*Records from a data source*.
— begin —

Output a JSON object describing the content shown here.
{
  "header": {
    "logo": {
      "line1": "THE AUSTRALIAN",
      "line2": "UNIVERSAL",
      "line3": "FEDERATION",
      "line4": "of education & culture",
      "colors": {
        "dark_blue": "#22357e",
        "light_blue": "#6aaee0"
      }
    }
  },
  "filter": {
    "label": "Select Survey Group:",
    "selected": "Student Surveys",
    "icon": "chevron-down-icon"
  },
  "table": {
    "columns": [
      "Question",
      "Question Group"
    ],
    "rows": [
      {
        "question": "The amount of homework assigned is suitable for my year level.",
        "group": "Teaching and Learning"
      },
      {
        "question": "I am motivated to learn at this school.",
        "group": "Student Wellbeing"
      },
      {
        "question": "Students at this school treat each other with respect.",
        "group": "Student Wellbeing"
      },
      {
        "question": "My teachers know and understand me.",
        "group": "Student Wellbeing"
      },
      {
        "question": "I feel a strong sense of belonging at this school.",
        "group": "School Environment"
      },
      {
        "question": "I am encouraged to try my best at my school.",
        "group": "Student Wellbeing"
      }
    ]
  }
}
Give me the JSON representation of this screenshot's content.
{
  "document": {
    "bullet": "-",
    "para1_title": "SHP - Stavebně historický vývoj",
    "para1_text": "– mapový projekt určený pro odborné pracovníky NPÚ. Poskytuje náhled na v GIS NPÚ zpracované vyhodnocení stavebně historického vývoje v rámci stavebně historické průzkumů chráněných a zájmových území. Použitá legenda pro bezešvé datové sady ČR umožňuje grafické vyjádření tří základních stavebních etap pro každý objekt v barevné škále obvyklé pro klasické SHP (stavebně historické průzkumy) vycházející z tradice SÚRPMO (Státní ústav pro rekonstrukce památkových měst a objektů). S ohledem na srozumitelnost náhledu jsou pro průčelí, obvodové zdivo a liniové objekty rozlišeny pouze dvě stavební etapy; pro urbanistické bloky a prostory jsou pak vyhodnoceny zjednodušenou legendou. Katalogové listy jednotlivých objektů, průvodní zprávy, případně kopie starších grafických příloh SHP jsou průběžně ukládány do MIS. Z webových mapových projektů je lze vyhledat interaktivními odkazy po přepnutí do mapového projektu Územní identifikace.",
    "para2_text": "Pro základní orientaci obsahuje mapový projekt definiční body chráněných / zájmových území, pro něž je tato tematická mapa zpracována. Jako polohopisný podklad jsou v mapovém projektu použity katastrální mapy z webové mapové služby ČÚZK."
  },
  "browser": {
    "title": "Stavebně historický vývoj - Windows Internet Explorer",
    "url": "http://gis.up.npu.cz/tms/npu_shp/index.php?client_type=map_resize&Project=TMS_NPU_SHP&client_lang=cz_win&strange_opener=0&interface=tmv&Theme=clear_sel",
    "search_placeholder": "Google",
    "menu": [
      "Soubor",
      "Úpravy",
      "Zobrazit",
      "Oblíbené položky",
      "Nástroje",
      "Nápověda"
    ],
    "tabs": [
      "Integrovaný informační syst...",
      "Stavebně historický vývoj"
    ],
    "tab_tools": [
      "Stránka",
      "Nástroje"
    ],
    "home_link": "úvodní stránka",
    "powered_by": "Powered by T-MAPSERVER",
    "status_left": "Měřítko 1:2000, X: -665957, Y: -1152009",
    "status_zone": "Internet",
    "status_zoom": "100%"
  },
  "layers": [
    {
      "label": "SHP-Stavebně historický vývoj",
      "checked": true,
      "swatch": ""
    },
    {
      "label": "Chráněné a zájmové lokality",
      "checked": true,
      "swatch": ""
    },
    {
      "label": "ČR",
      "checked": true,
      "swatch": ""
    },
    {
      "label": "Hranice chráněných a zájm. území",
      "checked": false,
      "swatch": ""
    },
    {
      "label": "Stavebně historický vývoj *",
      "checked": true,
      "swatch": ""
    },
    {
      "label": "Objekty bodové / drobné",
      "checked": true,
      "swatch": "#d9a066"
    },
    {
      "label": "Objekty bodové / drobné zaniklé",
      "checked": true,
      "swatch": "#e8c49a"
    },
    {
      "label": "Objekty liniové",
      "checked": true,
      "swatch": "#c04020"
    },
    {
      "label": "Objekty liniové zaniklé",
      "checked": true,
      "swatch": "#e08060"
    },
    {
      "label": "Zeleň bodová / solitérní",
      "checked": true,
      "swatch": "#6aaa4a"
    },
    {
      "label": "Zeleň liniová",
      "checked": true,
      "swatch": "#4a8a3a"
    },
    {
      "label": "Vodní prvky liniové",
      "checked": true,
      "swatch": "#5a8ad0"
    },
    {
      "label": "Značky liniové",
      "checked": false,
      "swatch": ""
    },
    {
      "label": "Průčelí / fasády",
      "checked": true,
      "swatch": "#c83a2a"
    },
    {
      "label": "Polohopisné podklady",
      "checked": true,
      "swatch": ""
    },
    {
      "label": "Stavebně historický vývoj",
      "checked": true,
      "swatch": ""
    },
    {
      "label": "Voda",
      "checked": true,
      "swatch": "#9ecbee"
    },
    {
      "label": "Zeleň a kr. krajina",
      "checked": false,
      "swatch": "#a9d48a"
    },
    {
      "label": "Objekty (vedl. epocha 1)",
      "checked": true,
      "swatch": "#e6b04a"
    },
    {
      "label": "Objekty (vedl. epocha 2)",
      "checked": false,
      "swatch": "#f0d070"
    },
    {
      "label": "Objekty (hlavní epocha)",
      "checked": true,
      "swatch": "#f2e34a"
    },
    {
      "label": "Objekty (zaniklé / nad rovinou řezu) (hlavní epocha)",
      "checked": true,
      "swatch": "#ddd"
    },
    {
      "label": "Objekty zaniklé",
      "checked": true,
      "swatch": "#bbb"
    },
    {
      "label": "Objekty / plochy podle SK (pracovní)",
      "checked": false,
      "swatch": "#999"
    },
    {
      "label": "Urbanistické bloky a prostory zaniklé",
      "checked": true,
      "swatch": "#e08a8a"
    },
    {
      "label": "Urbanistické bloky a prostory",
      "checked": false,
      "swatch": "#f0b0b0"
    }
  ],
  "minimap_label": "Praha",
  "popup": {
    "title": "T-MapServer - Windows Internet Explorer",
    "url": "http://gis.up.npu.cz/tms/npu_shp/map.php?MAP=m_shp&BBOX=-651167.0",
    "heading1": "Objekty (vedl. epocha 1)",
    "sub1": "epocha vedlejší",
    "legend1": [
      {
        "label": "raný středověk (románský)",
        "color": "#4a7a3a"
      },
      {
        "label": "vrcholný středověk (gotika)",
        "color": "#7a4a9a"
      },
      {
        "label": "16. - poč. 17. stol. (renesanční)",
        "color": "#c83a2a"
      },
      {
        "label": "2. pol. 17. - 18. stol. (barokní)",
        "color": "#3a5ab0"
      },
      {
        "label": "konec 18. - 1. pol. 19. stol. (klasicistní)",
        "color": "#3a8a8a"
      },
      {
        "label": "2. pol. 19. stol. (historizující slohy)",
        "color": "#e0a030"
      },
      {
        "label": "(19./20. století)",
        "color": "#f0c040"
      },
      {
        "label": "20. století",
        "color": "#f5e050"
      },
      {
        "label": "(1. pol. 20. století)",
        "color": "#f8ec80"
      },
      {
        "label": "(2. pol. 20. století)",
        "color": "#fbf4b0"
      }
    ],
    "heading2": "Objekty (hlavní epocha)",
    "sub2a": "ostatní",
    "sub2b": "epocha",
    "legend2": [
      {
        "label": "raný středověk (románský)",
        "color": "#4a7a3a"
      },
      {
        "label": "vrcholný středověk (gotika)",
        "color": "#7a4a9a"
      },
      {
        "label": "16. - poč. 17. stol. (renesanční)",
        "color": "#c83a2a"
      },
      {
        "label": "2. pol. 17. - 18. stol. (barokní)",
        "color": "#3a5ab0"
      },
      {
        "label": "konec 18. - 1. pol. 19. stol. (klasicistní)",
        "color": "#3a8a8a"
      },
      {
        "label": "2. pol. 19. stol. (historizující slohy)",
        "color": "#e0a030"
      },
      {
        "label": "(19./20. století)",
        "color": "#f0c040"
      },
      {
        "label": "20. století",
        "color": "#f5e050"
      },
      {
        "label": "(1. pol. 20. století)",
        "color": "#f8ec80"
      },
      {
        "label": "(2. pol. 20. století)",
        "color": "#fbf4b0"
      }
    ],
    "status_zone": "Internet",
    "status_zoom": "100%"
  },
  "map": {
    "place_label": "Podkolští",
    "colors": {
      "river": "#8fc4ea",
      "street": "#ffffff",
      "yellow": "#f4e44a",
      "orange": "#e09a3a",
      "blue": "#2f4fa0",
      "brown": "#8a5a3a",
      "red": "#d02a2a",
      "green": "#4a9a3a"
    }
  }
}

— end —

*Exercise aim*.
Give the number of lines above that hold the word "http", and nothing more.

*Exercise result*.
2